Dataset records on visual material:
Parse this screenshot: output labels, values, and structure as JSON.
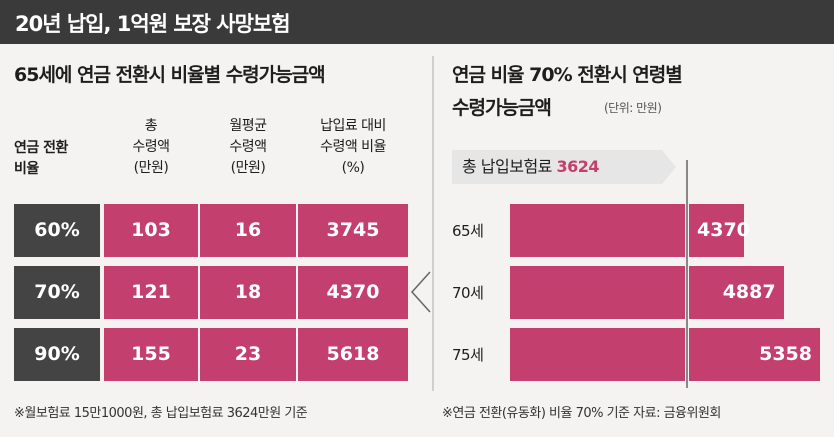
{
  "header": {
    "title": "20년 납입, 1억원 보장 사망보험"
  },
  "left_panel": {
    "title": "65세에 연금 전환시 비율별 수령가능금액",
    "row_header": [
      "연금 전환",
      "비율"
    ],
    "col_headers": [
      [
        "총",
        "수령액",
        "(만원)"
      ],
      [
        "월평균",
        "수령액",
        "(만원)"
      ],
      [
        "납입료 대비",
        "수령액 비율",
        "(%)"
      ]
    ],
    "rows": [
      {
        "rate": "60%",
        "total": "103",
        "monthly": "16",
        "ratio": "3745"
      },
      {
        "rate": "70%",
        "total": "121",
        "monthly": "18",
        "ratio": "4370"
      },
      {
        "rate": "90%",
        "total": "155",
        "monthly": "23",
        "ratio": "5618"
      }
    ],
    "footnote": "※월보험료 15만1000원, 총 납입보험료 3624만원 기준"
  },
  "chart_data": {
    "type": "bar",
    "orientation": "horizontal",
    "title": "연금 비율 70% 전환시 연령별 수령가능금액",
    "unit": "(단위: 만원)",
    "reference": {
      "label": "총 납입보험료",
      "value": 3624,
      "value_label": "3624"
    },
    "categories": [
      "65세",
      "70세",
      "75세"
    ],
    "values": [
      4370,
      4887,
      5358
    ],
    "value_labels": [
      "4370",
      "4887",
      "5358"
    ],
    "bar_color": "#c33f6d"
  },
  "right_footnote": "※연금 전환(유동화) 비율 70% 기준   자료: 금융위원회",
  "colors": {
    "accent": "#c33f6d",
    "dark": "#444444",
    "title_bar": "#3a3a3a"
  }
}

WRITTEN INSTRUCTION: Make an exact copy of the listing above. Do not include the pictures.

RESULT FOR THIS EXERCISE:
Parse this screenshot: output labels, values, and structure as JSON.
{
  "header": {
    "title": "20년 납입, 1억원 보장 사망보험"
  },
  "left_panel": {
    "title": "65세에 연금 전환시 비율별 수령가능금액",
    "row_header": [
      "연금 전환",
      "비율"
    ],
    "col_headers": [
      [
        "총",
        "수령액",
        "(만원)"
      ],
      [
        "월평균",
        "수령액",
        "(만원)"
      ],
      [
        "납입료 대비",
        "수령액 비율",
        "(%)"
      ]
    ],
    "rows": [
      {
        "rate": "60%",
        "total": "103",
        "monthly": "16",
        "ratio": "3745"
      },
      {
        "rate": "70%",
        "total": "121",
        "monthly": "18",
        "ratio": "4370"
      },
      {
        "rate": "90%",
        "total": "155",
        "monthly": "23",
        "ratio": "5618"
      }
    ],
    "footnote": "※월보험료 15만1000원, 총 납입보험료 3624만원 기준"
  },
  "chart_data": {
    "type": "bar",
    "orientation": "horizontal",
    "title": "연금 비율 70% 전환시 연령별 수령가능금액",
    "unit": "(단위: 만원)",
    "reference": {
      "label": "총 납입보험료",
      "value": 3624,
      "value_label": "3624"
    },
    "categories": [
      "65세",
      "70세",
      "75세"
    ],
    "values": [
      4370,
      4887,
      5358
    ],
    "value_labels": [
      "4370",
      "4887",
      "5358"
    ],
    "bar_color": "#c33f6d"
  },
  "right_footnote": "※연금 전환(유동화) 비율 70% 기준   자료: 금융위원회",
  "colors": {
    "accent": "#c33f6d",
    "dark": "#444444",
    "title_bar": "#3a3a3a"
  }
}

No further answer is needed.